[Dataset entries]
■ ■ ■

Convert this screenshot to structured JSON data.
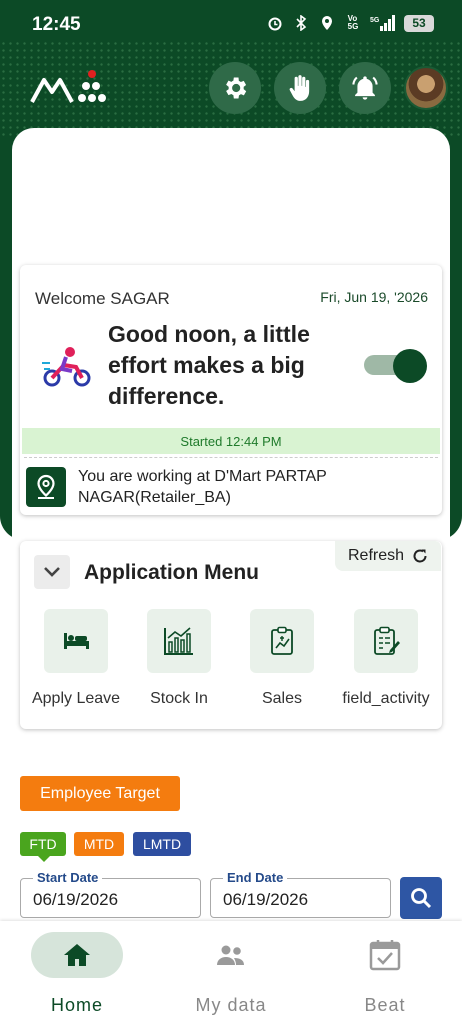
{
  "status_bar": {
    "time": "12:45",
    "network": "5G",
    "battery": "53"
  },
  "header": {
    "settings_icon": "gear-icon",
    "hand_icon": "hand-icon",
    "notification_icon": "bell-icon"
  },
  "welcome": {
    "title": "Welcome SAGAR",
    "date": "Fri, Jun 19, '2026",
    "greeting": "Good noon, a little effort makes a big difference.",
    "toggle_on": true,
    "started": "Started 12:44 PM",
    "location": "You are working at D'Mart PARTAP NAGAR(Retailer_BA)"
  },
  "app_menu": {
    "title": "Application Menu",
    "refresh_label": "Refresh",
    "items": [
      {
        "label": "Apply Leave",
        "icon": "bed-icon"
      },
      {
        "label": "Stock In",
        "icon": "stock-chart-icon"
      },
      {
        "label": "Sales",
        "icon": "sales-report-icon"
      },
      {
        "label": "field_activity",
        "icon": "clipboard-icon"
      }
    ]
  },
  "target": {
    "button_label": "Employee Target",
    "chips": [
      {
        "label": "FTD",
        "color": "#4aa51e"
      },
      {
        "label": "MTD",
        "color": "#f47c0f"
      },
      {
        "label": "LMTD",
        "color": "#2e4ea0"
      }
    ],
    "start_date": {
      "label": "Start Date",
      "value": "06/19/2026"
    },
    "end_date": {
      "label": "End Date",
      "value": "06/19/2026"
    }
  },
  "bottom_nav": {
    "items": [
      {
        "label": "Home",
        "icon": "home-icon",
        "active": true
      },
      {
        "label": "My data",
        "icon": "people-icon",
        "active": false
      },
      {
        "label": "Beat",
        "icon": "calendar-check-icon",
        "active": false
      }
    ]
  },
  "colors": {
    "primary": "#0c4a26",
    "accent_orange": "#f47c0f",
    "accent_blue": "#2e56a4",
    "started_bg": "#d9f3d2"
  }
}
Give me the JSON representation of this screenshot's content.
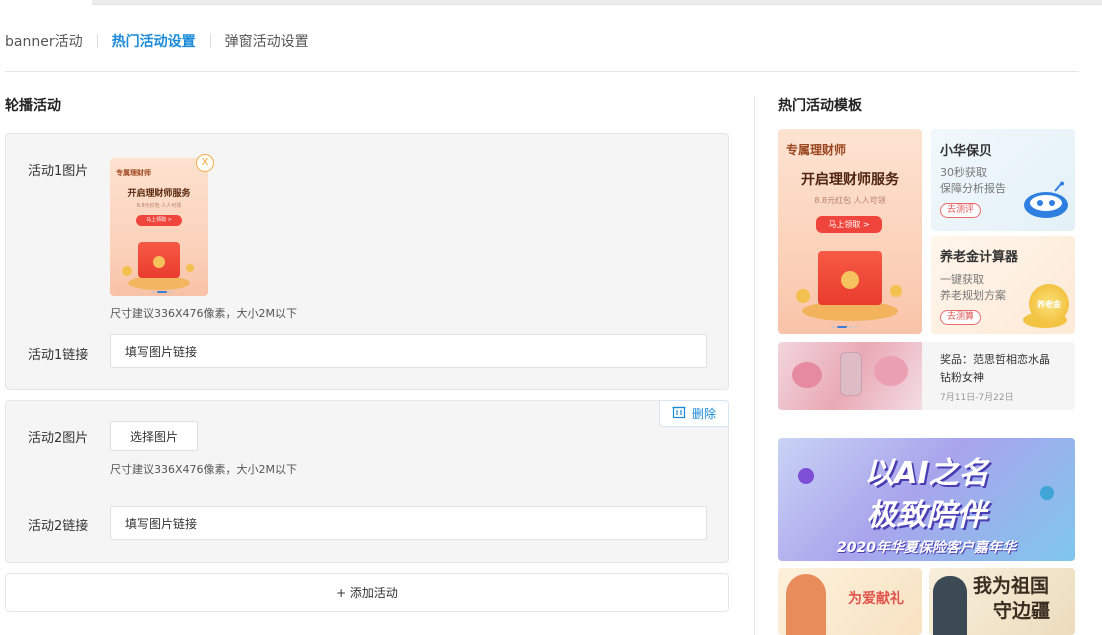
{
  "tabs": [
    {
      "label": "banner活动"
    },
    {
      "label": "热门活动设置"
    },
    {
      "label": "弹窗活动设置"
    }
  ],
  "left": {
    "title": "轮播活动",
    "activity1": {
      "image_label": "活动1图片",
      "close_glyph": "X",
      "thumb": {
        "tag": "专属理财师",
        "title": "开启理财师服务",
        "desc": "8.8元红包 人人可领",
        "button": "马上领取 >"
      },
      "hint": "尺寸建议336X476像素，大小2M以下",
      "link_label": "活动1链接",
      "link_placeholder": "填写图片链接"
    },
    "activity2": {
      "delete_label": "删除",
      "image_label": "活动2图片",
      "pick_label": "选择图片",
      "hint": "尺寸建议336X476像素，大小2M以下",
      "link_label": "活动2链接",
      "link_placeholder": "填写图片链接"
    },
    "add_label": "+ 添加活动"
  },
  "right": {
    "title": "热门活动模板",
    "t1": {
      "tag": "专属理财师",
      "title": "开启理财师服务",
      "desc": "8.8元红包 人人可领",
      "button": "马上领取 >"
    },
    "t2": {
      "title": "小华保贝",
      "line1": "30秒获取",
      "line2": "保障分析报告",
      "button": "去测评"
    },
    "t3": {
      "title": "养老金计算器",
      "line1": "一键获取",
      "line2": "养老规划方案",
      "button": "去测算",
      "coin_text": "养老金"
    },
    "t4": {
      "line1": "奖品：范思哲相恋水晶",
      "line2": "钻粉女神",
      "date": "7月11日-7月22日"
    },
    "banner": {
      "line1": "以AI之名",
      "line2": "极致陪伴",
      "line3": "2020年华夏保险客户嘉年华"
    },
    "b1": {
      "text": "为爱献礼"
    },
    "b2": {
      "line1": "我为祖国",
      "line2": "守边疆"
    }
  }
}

■ ■ ■

REQUIREMENTS. Reproduce the data verbatim. Do not carry any picture into the copy.

FINISHED EXERCISE.
Convert this screenshot to structured JSON data.
{
  "status_bar": {
    "time": "12:45",
    "network": "5G",
    "battery": "53"
  },
  "header": {
    "settings_icon": "gear-icon",
    "hand_icon": "hand-icon",
    "notification_icon": "bell-icon"
  },
  "welcome": {
    "title": "Welcome SAGAR",
    "date": "Fri, Jun 19, '2026",
    "greeting": "Good noon, a little effort makes a big difference.",
    "toggle_on": true,
    "started": "Started 12:44 PM",
    "location": "You are working at D'Mart PARTAP NAGAR(Retailer_BA)"
  },
  "app_menu": {
    "title": "Application Menu",
    "refresh_label": "Refresh",
    "items": [
      {
        "label": "Apply Leave",
        "icon": "bed-icon"
      },
      {
        "label": "Stock In",
        "icon": "stock-chart-icon"
      },
      {
        "label": "Sales",
        "icon": "sales-report-icon"
      },
      {
        "label": "field_activity",
        "icon": "clipboard-icon"
      }
    ]
  },
  "target": {
    "button_label": "Employee Target",
    "chips": [
      {
        "label": "FTD",
        "color": "#4aa51e"
      },
      {
        "label": "MTD",
        "color": "#f47c0f"
      },
      {
        "label": "LMTD",
        "color": "#2e4ea0"
      }
    ],
    "start_date": {
      "label": "Start Date",
      "value": "06/19/2026"
    },
    "end_date": {
      "label": "End Date",
      "value": "06/19/2026"
    }
  },
  "bottom_nav": {
    "items": [
      {
        "label": "Home",
        "icon": "home-icon",
        "active": true
      },
      {
        "label": "My data",
        "icon": "people-icon",
        "active": false
      },
      {
        "label": "Beat",
        "icon": "calendar-check-icon",
        "active": false
      }
    ]
  },
  "colors": {
    "primary": "#0c4a26",
    "accent_orange": "#f47c0f",
    "accent_blue": "#2e56a4",
    "started_bg": "#d9f3d2"
  }
}
Give me the JSON representation of this screenshot's content.
{
  "tabs": [
    {
      "label": "banner活动"
    },
    {
      "label": "热门活动设置"
    },
    {
      "label": "弹窗活动设置"
    }
  ],
  "left": {
    "title": "轮播活动",
    "activity1": {
      "image_label": "活动1图片",
      "close_glyph": "X",
      "thumb": {
        "tag": "专属理财师",
        "title": "开启理财师服务",
        "desc": "8.8元红包 人人可领",
        "button": "马上领取 >"
      },
      "hint": "尺寸建议336X476像素，大小2M以下",
      "link_label": "活动1链接",
      "link_placeholder": "填写图片链接"
    },
    "activity2": {
      "delete_label": "删除",
      "image_label": "活动2图片",
      "pick_label": "选择图片",
      "hint": "尺寸建议336X476像素，大小2M以下",
      "link_label": "活动2链接",
      "link_placeholder": "填写图片链接"
    },
    "add_label": "+ 添加活动"
  },
  "right": {
    "title": "热门活动模板",
    "t1": {
      "tag": "专属理财师",
      "title": "开启理财师服务",
      "desc": "8.8元红包 人人可领",
      "button": "马上领取 >"
    },
    "t2": {
      "title": "小华保贝",
      "line1": "30秒获取",
      "line2": "保障分析报告",
      "button": "去测评"
    },
    "t3": {
      "title": "养老金计算器",
      "line1": "一键获取",
      "line2": "养老规划方案",
      "button": "去测算",
      "coin_text": "养老金"
    },
    "t4": {
      "line1": "奖品：范思哲相恋水晶",
      "line2": "钻粉女神",
      "date": "7月11日-7月22日"
    },
    "banner": {
      "line1": "以AI之名",
      "line2": "极致陪伴",
      "line3": "2020年华夏保险客户嘉年华"
    },
    "b1": {
      "text": "为爱献礼"
    },
    "b2": {
      "line1": "我为祖国",
      "line2": "守边疆"
    }
  }
}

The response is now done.